:: Material shown ::
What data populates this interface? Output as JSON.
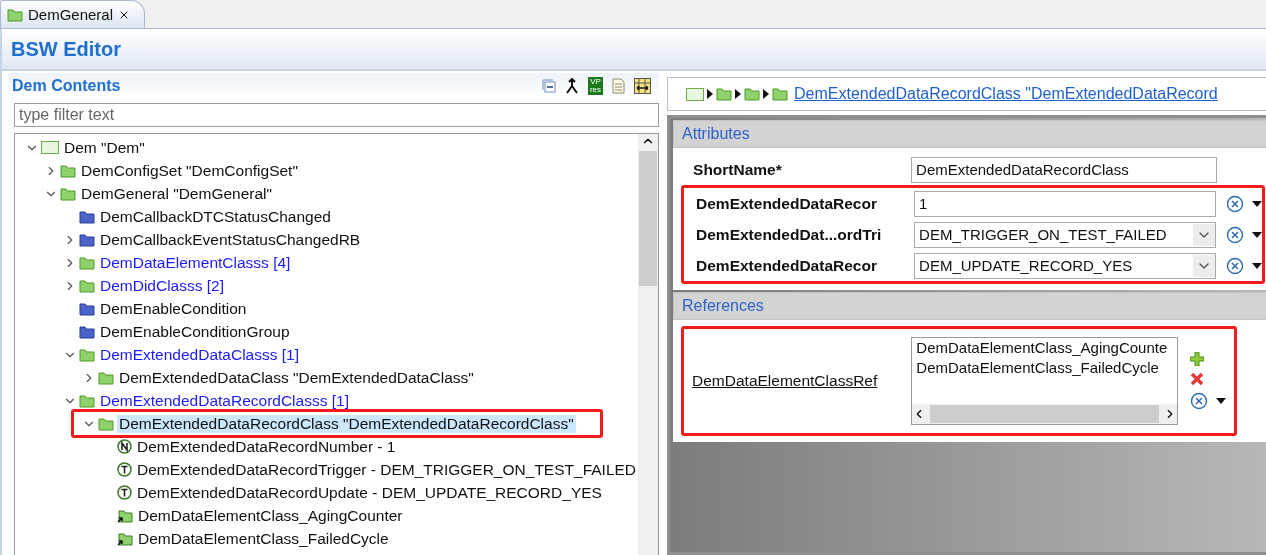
{
  "tab": {
    "title": "DemGeneral",
    "selected": true
  },
  "editor": {
    "title": "BSW Editor"
  },
  "contents": {
    "title": "Dem Contents",
    "toolbar": [
      {
        "kind": "collapse"
      },
      {
        "kind": "fork"
      },
      {
        "kind": "badge",
        "lines": [
          "VP",
          "res"
        ]
      },
      {
        "kind": "document"
      },
      {
        "kind": "table"
      }
    ],
    "filter": {
      "placeholder": "type filter text"
    },
    "tree": [
      {
        "label": "Dem \"Dem\"",
        "kind": "module",
        "expanded": true,
        "selected": false,
        "children": [
          {
            "label": "DemConfigSet \"DemConfigSet\"",
            "kind": "container",
            "expanded": false,
            "selected": false
          },
          {
            "label": "DemGeneral \"DemGeneral\"",
            "kind": "container",
            "expanded": true,
            "selected": false,
            "children": [
              {
                "label": "DemCallbackDTCStatusChanged",
                "kind": "definition",
                "selected": false
              },
              {
                "label": "DemCallbackEventStatusChangedRB",
                "kind": "definition",
                "expanded": false,
                "selected": false
              },
              {
                "label": "DemDataElementClasss [4]",
                "kind": "list",
                "expanded": false,
                "selected": false
              },
              {
                "label": "DemDidClasss [2]",
                "kind": "list",
                "expanded": false,
                "selected": false
              },
              {
                "label": "DemEnableCondition",
                "kind": "definition",
                "selected": false
              },
              {
                "label": "DemEnableConditionGroup",
                "kind": "definition",
                "selected": false
              },
              {
                "label": "DemExtendedDataClasss [1]",
                "kind": "list",
                "expanded": true,
                "selected": false,
                "children": [
                  {
                    "label": "DemExtendedDataClass \"DemExtendedDataClass\"",
                    "kind": "container",
                    "expanded": false,
                    "selected": false
                  }
                ]
              },
              {
                "label": "DemExtendedDataRecordClasss [1]",
                "kind": "list",
                "expanded": true,
                "selected": false,
                "children": [
                  {
                    "label": "DemExtendedDataRecordClass \"DemExtendedDataRecordClass\"",
                    "kind": "container",
                    "expanded": true,
                    "selected": true,
                    "highlighted": true,
                    "children": [
                      {
                        "label": "DemExtendedDataRecordNumber - 1",
                        "kind": "number",
                        "selected": false
                      },
                      {
                        "label": "DemExtendedDataRecordTrigger - DEM_TRIGGER_ON_TEST_FAILED",
                        "kind": "enum",
                        "selected": false
                      },
                      {
                        "label": "DemExtendedDataRecordUpdate - DEM_UPDATE_RECORD_YES",
                        "kind": "enum",
                        "selected": false
                      },
                      {
                        "label": "DemDataElementClass_AgingCounter",
                        "kind": "reference",
                        "selected": false
                      },
                      {
                        "label": "DemDataElementClass_FailedCycle",
                        "kind": "reference",
                        "selected": false
                      }
                    ]
                  }
                ]
              }
            ]
          }
        ]
      }
    ]
  },
  "breadcrumb": {
    "link": "DemExtendedDataRecordClass \"DemExtendedDataRecord"
  },
  "attributes": {
    "title": "Attributes",
    "fields": [
      {
        "label": "ShortName*",
        "value": "DemExtendedDataRecordClass",
        "kind": "text",
        "highlighted": false
      },
      {
        "label": "DemExtendedDataRecor",
        "value": "1",
        "kind": "number",
        "highlighted": true
      },
      {
        "label": "DemExtendedDat...ordTri",
        "value": "DEM_TRIGGER_ON_TEST_FAILED",
        "kind": "combo",
        "highlighted": true
      },
      {
        "label": "DemExtendedDataRecor",
        "value": "DEM_UPDATE_RECORD_YES",
        "kind": "combo",
        "highlighted": true
      }
    ]
  },
  "references": {
    "title": "References",
    "highlighted": true,
    "items": [
      {
        "label": "DemDataElementClassRef",
        "values": [
          "DemDataElementClass_AgingCounte",
          "DemDataElementClass_FailedCycle"
        ]
      }
    ]
  }
}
:::
_Task objective_: Report the count of lines in the entries that contain the string "title", and nothing besides it.

_Solution below_: 5